Consigne A
Relevez dans l'extrait présenté toutes les notions que l'imaginaire, renforcé par le journalisme sportif, vient relier entre elles.
Consigne B
Répondez brièvement aux questions suivantes à partir de l'extrait présenté :
(i) De quel numéro du Figaro la figure 3 reproduit-elle une page ?
(ii) Quels sports attirent un large public d'après l'extrait ?
(iii) Quel roman d'Octave Mirbeau est cité ?

Extrait présenté
##############################
Si on les regarde de plus loin, les pages de ces importants quotidiens font une espèce de mosaïque spatiale :
Figure 3 - Deuxième page du Figaro du 2 janvier 1905 - Les parties soulignées sont les références spatiales de la page. Ici le regard du lecteur passe par la ville de Paris, l'Italie, le Chili, le Vatican, la Russie, le Japon, la Tunisie, l'Allemagne, la Suisse, etc.
D’une part, le journal tend donc à mettre en valeur cette multiplicité simultanée de l’espace, dérivée de son désir de rendre compte de l’actualité, par sa propre présentation typographique et sa mise en page. D’autre part, de manière plus spécifique, on observe d’autres moyens pour arriver à ce but. Nous pourrions, dans ce sens, souligner les manifestations du journalisme sportif, volet médiatique en ascension dans les journaux et revues de l’époque, où des sports tels que le cyclisme et l’automobilisme attirent un large public7 et renforcent l’imaginaire reliant temporalité et spatialité, accélération et mobilité. Ce n’est pas par hasard que l’un des récits pionniers de l’expérience du voyage en automobile a été écrit par un écrivain-journaliste. Octave Mirbeau avec son roman La 628-E6 s’interroge8 justement sur la conquête de l’espace par le progrès technique, conquête qui se révèle un trait essentiel de la presse.
##############################
Relevé des entrées
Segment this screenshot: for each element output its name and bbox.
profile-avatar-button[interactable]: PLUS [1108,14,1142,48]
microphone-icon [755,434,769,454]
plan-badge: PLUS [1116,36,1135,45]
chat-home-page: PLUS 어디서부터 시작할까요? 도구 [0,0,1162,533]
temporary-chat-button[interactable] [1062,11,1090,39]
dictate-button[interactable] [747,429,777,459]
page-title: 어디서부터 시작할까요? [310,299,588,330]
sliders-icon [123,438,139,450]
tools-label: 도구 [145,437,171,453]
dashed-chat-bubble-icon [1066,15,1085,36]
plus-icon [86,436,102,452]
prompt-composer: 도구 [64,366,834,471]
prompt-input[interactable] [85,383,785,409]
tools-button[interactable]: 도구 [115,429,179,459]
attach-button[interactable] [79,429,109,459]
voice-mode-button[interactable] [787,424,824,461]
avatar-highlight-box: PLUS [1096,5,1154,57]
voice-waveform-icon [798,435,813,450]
##############################
Réponse rédigée A
Temporalité, spatialité, accélération, mobilité

Réponse rédigée B
(i) Du numéro du 2 janvier 1905 (deuxième page)
(ii) Le cyclisme et l'automobilisme
(iii) La 628-E6